_TASK_
Work out the number of lines containing "dynamically". Answer with nothing but that number.
***** DATA PROVIDED *****
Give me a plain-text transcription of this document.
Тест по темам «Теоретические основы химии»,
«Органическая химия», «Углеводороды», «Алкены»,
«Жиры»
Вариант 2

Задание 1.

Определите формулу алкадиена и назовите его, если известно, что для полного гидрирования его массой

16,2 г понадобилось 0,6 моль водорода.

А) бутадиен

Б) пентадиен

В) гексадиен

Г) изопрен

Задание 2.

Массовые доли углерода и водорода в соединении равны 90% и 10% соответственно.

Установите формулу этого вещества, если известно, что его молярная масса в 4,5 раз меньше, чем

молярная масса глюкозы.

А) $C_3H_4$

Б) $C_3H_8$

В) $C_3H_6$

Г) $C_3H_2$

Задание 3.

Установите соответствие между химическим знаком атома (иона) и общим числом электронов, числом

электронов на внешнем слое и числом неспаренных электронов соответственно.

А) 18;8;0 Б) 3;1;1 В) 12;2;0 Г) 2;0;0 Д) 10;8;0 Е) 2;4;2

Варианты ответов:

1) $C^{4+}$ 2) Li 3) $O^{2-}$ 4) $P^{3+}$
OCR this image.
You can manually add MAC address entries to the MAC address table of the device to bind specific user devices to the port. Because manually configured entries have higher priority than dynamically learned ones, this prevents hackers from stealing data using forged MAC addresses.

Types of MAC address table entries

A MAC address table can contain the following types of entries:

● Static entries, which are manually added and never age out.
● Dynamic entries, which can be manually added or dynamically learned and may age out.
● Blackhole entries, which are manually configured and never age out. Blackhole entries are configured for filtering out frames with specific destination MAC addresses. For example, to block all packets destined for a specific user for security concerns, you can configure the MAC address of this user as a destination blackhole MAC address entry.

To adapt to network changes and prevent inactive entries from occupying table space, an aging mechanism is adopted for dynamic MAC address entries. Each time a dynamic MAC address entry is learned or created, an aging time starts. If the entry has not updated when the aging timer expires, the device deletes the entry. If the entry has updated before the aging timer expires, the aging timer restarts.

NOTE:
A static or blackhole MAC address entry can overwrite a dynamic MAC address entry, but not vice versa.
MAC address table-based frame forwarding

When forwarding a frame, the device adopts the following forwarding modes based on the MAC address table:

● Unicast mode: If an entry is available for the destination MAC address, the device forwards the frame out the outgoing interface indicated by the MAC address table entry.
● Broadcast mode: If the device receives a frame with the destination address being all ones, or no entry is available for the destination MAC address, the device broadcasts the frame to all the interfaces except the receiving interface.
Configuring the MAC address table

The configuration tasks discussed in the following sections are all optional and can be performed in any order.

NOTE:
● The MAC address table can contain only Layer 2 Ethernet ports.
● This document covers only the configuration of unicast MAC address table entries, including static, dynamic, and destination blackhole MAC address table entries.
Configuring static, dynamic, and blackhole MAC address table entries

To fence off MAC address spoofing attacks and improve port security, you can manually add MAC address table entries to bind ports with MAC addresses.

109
*****
_CORRECT OUTPUT_
2